* **Task to complete**
Copy each line exactly. Leave nothing out.

-----

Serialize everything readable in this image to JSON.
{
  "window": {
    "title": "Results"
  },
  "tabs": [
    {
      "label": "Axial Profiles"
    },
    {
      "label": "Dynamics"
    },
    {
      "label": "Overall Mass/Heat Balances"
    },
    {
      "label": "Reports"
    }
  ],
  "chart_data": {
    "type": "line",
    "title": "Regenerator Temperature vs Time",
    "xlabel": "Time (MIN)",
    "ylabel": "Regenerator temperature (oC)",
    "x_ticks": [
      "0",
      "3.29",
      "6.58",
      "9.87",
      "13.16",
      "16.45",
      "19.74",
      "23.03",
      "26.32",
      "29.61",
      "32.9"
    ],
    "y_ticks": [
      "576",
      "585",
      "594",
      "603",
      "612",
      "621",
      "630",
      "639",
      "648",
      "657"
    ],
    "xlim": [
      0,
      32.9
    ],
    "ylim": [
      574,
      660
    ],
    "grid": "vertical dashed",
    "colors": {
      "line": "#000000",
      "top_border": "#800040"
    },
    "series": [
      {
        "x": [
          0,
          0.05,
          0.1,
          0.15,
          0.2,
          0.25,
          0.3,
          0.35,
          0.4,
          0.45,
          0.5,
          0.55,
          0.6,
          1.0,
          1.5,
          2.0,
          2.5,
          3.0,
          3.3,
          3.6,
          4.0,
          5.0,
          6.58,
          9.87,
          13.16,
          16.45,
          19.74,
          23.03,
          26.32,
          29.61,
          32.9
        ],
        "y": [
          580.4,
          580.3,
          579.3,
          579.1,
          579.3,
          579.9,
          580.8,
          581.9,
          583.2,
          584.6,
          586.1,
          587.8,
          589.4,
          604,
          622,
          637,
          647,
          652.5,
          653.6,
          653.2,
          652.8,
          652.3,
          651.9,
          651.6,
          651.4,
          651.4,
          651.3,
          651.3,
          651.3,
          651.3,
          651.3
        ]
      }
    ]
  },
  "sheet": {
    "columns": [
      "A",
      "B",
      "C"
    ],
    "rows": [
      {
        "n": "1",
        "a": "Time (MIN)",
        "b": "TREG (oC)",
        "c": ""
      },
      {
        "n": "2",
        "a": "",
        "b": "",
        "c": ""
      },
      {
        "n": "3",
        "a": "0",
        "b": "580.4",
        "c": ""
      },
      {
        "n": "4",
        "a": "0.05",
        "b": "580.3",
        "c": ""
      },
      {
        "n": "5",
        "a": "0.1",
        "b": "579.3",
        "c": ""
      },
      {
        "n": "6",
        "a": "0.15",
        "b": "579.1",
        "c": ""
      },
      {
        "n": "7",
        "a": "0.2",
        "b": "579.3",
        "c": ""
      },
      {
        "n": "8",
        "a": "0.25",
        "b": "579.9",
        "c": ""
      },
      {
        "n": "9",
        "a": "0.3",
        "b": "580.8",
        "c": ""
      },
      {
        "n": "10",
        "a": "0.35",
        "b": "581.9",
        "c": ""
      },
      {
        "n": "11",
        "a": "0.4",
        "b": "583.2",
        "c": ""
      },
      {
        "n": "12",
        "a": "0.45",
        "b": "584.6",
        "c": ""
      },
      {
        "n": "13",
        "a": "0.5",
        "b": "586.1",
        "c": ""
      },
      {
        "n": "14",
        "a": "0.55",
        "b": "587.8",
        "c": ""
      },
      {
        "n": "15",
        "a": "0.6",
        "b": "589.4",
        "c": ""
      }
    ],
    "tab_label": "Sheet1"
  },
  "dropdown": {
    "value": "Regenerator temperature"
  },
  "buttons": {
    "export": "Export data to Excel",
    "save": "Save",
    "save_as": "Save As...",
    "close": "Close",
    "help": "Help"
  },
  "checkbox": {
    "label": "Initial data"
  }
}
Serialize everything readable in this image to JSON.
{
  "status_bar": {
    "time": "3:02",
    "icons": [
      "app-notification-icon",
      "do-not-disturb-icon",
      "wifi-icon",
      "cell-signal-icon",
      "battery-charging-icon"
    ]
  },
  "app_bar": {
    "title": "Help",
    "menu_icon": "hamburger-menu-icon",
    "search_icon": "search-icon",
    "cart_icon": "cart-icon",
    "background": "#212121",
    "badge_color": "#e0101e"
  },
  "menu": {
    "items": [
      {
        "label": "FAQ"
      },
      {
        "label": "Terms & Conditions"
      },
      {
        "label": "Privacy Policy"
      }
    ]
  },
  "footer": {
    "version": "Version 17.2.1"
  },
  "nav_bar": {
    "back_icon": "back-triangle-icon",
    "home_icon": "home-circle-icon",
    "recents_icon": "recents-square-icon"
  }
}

-----

* **Exercise response**
Serialize everything readable in this image to JSON.
{
  "window": {
    "title": "Results"
  },
  "tabs": [
    {
      "label": "Axial Profiles"
    },
    {
      "label": "Dynamics"
    },
    {
      "label": "Overall Mass/Heat Balances"
    },
    {
      "label": "Reports"
    }
  ],
  "chart_data": {
    "type": "line",
    "title": "Regenerator Temperature vs Time",
    "xlabel": "Time (MIN)",
    "ylabel": "Regenerator temperature (oC)",
    "x_ticks": [
      "0",
      "3.29",
      "6.58",
      "9.87",
      "13.16",
      "16.45",
      "19.74",
      "23.03",
      "26.32",
      "29.61",
      "32.9"
    ],
    "y_ticks": [
      "576",
      "585",
      "594",
      "603",
      "612",
      "621",
      "630",
      "639",
      "648",
      "657"
    ],
    "xlim": [
      0,
      32.9
    ],
    "ylim": [
      574,
      660
    ],
    "grid": "vertical dashed",
    "colors": {
      "line": "#000000",
      "top_border": "#800040"
    },
    "series": [
      {
        "x": [
          0,
          0.05,
          0.1,
          0.15,
          0.2,
          0.25,
          0.3,
          0.35,
          0.4,
          0.45,
          0.5,
          0.55,
          0.6,
          1.0,
          1.5,
          2.0,
          2.5,
          3.0,
          3.3,
          3.6,
          4.0,
          5.0,
          6.58,
          9.87,
          13.16,
          16.45,
          19.74,
          23.03,
          26.32,
          29.61,
          32.9
        ],
        "y": [
          580.4,
          580.3,
          579.3,
          579.1,
          579.3,
          579.9,
          580.8,
          581.9,
          583.2,
          584.6,
          586.1,
          587.8,
          589.4,
          604,
          622,
          637,
          647,
          652.5,
          653.6,
          653.2,
          652.8,
          652.3,
          651.9,
          651.6,
          651.4,
          651.4,
          651.3,
          651.3,
          651.3,
          651.3,
          651.3
        ]
      }
    ]
  },
  "sheet": {
    "columns": [
      "A",
      "B",
      "C"
    ],
    "rows": [
      {
        "n": "1",
        "a": "Time (MIN)",
        "b": "TREG (oC)",
        "c": ""
      },
      {
        "n": "2",
        "a": "",
        "b": "",
        "c": ""
      },
      {
        "n": "3",
        "a": "0",
        "b": "580.4",
        "c": ""
      },
      {
        "n": "4",
        "a": "0.05",
        "b": "580.3",
        "c": ""
      },
      {
        "n": "5",
        "a": "0.1",
        "b": "579.3",
        "c": ""
      },
      {
        "n": "6",
        "a": "0.15",
        "b": "579.1",
        "c": ""
      },
      {
        "n": "7",
        "a": "0.2",
        "b": "579.3",
        "c": ""
      },
      {
        "n": "8",
        "a": "0.25",
        "b": "579.9",
        "c": ""
      },
      {
        "n": "9",
        "a": "0.3",
        "b": "580.8",
        "c": ""
      },
      {
        "n": "10",
        "a": "0.35",
        "b": "581.9",
        "c": ""
      },
      {
        "n": "11",
        "a": "0.4",
        "b": "583.2",
        "c": ""
      },
      {
        "n": "12",
        "a": "0.45",
        "b": "584.6",
        "c": ""
      },
      {
        "n": "13",
        "a": "0.5",
        "b": "586.1",
        "c": ""
      },
      {
        "n": "14",
        "a": "0.55",
        "b": "587.8",
        "c": ""
      },
      {
        "n": "15",
        "a": "0.6",
        "b": "589.4",
        "c": ""
      }
    ],
    "tab_label": "Sheet1"
  },
  "dropdown": {
    "value": "Regenerator temperature"
  },
  "buttons": {
    "export": "Export data to Excel",
    "save": "Save",
    "save_as": "Save As...",
    "close": "Close",
    "help": "Help"
  },
  "checkbox": {
    "label": "Initial data"
  }
}
Serialize everything readable in this image to JSON.
{
  "status_bar": {
    "time": "3:02",
    "icons": [
      "app-notification-icon",
      "do-not-disturb-icon",
      "wifi-icon",
      "cell-signal-icon",
      "battery-charging-icon"
    ]
  },
  "app_bar": {
    "title": "Help",
    "menu_icon": "hamburger-menu-icon",
    "search_icon": "search-icon",
    "cart_icon": "cart-icon",
    "background": "#212121",
    "badge_color": "#e0101e"
  },
  "menu": {
    "items": [
      {
        "label": "FAQ"
      },
      {
        "label": "Terms & Conditions"
      },
      {
        "label": "Privacy Policy"
      }
    ]
  },
  "footer": {
    "version": "Version 17.2.1"
  },
  "nav_bar": {
    "back_icon": "back-triangle-icon",
    "home_icon": "home-circle-icon",
    "recents_icon": "recents-square-icon"
  }
}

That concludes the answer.